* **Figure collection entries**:
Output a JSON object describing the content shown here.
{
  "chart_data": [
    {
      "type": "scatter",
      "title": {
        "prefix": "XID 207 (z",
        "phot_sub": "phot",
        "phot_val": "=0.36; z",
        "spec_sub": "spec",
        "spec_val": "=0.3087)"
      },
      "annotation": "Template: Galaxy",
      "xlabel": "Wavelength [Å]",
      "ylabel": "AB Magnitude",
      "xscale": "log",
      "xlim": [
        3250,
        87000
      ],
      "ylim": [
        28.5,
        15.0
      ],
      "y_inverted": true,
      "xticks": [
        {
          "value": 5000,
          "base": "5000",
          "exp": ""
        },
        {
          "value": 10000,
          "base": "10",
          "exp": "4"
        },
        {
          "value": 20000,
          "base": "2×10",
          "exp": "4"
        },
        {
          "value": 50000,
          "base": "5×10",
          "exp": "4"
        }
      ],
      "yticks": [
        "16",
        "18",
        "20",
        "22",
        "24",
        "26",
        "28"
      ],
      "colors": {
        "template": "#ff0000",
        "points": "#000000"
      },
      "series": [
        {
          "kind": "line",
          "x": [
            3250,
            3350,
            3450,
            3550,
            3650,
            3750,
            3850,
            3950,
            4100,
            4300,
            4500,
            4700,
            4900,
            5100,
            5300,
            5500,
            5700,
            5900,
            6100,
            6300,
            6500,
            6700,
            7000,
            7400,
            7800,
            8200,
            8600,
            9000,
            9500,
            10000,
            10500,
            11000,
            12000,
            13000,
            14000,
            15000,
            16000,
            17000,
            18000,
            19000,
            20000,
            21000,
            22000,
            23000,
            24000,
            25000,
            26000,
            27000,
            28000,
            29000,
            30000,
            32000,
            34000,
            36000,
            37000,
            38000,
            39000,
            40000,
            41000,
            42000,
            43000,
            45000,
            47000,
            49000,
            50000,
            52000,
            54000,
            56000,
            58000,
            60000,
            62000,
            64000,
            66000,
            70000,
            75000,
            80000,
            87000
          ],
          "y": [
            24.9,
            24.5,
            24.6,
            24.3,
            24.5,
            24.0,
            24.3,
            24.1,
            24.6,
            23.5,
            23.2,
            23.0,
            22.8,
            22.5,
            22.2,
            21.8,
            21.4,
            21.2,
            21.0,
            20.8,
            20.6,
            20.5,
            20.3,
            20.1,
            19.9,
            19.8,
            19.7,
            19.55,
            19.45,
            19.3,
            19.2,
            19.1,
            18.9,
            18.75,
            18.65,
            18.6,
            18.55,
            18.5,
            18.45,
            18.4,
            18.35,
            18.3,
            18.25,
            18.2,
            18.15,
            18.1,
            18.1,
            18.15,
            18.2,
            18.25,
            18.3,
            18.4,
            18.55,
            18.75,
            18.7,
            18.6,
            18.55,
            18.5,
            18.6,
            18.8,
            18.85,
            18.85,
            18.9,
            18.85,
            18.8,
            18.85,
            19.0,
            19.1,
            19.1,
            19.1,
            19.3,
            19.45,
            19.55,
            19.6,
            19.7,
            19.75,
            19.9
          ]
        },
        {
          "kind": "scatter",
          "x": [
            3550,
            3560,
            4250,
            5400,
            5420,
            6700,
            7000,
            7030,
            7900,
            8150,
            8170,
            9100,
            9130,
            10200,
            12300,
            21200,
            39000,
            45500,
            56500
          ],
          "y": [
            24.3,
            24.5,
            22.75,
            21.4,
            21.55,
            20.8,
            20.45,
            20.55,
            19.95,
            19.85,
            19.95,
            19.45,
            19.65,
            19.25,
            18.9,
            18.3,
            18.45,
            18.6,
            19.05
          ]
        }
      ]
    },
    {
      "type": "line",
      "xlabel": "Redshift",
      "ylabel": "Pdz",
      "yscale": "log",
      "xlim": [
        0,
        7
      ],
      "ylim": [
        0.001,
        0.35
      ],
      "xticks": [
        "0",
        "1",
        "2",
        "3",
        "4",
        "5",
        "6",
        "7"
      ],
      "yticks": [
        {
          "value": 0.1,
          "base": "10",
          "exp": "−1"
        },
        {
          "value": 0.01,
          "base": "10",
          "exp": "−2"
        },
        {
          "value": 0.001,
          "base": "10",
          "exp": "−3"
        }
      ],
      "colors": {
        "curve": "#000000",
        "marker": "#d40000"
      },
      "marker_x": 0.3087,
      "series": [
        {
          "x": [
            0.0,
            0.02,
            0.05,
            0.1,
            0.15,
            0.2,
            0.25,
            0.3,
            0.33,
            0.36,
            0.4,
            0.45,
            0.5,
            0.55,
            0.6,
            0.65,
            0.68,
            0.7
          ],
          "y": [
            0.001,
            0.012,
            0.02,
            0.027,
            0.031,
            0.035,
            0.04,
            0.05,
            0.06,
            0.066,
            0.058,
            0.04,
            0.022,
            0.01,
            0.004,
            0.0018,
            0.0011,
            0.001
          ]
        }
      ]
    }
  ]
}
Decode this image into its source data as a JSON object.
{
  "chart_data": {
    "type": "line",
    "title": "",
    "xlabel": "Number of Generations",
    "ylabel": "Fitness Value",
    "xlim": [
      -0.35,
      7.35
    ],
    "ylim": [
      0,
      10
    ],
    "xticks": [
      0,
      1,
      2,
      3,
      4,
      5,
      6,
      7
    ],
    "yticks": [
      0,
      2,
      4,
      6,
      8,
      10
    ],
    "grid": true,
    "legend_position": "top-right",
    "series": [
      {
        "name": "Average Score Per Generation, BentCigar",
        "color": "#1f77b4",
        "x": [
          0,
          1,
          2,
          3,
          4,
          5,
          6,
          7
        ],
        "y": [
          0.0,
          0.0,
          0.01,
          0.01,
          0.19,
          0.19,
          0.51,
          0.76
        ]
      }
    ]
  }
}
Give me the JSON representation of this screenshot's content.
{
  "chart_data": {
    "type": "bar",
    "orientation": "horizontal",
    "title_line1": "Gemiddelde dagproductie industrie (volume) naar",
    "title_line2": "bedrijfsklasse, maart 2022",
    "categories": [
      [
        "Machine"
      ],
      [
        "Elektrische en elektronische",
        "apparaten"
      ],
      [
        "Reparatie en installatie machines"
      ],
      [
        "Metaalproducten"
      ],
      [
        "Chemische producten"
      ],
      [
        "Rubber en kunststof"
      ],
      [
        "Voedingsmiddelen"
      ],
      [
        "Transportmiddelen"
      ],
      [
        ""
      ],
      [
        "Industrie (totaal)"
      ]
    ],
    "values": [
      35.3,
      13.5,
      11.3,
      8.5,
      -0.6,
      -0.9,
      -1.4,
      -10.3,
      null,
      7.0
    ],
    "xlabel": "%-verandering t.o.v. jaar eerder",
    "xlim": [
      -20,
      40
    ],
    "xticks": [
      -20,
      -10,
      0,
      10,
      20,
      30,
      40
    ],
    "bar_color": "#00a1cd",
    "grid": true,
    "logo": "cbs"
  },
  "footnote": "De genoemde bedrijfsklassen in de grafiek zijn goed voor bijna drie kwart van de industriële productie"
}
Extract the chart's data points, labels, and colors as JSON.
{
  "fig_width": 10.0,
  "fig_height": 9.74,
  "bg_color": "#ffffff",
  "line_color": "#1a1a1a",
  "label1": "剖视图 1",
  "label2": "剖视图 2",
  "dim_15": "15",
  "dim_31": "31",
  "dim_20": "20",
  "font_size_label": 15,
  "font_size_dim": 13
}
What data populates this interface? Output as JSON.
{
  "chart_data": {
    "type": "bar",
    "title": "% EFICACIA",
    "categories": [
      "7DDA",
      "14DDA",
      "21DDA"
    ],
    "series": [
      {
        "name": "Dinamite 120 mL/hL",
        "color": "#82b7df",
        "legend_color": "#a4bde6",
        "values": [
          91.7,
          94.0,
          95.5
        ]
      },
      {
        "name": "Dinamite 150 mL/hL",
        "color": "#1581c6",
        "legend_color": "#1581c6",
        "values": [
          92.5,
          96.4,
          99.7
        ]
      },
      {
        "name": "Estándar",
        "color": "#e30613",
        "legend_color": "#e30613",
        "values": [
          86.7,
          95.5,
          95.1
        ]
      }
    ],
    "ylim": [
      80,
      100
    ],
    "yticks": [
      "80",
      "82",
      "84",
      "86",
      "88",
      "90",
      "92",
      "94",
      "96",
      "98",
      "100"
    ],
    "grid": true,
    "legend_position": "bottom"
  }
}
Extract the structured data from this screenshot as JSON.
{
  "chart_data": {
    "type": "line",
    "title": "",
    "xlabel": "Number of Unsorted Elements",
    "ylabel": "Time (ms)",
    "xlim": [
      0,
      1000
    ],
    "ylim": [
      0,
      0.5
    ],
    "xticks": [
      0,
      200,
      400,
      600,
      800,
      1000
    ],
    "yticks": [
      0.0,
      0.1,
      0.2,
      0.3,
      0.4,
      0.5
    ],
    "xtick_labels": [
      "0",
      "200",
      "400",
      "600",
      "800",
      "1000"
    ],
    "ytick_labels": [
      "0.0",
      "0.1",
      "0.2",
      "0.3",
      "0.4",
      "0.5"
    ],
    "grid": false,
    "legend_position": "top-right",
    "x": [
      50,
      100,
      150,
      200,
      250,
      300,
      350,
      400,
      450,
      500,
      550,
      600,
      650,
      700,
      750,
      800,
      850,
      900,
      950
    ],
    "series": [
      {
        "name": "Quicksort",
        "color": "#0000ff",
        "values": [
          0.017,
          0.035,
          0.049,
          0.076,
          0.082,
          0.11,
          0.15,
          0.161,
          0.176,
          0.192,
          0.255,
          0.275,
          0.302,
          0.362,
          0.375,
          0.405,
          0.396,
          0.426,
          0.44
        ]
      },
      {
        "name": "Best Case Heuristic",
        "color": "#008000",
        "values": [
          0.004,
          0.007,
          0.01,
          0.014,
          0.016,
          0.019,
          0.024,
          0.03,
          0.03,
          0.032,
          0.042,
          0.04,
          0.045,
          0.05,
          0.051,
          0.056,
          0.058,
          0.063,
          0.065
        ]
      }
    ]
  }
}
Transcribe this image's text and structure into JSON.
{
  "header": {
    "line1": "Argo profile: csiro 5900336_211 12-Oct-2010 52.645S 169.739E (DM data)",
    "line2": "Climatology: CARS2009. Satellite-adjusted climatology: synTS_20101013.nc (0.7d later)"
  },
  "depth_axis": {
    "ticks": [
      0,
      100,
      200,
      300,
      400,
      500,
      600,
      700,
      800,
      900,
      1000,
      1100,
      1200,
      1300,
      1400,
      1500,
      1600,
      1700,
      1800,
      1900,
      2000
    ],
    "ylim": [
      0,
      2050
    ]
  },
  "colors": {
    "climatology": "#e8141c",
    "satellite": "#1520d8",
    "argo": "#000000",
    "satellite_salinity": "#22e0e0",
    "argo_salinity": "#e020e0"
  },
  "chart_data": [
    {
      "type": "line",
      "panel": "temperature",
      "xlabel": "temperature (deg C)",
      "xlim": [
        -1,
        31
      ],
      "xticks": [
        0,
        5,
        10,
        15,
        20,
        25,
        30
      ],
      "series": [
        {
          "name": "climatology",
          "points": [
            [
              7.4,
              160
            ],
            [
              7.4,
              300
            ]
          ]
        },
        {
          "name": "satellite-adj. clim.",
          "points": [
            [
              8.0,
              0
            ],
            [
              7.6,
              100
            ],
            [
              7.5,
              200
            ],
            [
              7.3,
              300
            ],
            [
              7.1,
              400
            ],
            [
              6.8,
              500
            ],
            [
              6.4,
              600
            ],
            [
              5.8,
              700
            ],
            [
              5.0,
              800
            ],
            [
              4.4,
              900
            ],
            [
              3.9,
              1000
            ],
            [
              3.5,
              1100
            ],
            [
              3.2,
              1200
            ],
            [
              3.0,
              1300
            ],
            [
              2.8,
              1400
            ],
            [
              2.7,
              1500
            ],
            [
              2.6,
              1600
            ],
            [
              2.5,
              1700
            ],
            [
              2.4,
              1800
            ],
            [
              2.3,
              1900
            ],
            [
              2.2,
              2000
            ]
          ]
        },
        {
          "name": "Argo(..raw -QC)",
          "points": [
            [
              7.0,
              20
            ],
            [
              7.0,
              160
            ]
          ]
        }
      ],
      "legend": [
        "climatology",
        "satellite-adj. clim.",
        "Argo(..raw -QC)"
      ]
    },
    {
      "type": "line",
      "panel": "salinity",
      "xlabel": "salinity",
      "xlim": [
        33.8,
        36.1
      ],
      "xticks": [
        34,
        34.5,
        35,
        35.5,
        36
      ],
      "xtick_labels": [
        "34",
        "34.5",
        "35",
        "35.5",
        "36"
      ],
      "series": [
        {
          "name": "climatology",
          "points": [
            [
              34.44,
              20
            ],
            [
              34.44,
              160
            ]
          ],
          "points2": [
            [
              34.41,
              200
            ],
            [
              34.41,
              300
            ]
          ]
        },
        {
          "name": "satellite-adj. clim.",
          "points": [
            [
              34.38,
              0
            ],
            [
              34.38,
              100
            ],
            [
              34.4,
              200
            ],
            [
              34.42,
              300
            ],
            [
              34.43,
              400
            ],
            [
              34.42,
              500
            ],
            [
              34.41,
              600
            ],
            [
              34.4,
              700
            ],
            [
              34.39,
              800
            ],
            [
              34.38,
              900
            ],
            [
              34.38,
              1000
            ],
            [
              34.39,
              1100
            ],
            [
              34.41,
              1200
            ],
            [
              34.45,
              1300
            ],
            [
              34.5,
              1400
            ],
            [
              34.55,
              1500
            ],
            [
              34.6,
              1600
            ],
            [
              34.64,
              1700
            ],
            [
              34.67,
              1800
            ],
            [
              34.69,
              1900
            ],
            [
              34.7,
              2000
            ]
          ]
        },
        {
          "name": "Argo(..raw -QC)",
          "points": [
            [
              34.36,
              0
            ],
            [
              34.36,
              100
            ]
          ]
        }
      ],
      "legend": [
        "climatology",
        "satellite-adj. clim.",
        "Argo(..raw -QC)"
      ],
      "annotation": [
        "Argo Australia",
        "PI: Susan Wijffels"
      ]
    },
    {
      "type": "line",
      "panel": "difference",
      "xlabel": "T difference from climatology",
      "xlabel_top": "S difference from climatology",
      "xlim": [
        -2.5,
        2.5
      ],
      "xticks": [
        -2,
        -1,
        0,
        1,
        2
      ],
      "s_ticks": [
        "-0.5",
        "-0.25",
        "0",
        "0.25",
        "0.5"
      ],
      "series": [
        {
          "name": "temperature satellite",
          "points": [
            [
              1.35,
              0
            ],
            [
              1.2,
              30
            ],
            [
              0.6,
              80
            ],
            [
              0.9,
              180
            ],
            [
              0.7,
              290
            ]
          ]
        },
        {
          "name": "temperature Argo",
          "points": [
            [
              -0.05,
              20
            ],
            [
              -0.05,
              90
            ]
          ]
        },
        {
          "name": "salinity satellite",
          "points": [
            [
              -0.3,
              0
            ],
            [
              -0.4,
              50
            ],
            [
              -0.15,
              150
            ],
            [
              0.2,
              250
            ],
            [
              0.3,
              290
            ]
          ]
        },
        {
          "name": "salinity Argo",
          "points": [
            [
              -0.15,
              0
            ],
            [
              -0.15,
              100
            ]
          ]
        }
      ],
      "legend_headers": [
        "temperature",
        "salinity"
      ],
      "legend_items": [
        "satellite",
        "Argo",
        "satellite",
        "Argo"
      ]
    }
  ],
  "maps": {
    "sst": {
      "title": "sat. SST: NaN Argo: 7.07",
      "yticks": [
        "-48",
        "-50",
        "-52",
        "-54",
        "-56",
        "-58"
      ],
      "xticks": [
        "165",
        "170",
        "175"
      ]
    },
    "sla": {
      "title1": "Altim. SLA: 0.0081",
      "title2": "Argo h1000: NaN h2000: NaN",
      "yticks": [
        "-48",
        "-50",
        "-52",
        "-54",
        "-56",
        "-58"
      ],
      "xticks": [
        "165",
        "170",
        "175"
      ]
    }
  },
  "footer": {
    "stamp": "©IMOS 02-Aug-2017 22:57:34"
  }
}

* **Exercise task**:
Return all lines containing the word "into".

* **Final answer**:
Decode this image into its source data as a JSON object.
Transcribe this image's text and structure into JSON.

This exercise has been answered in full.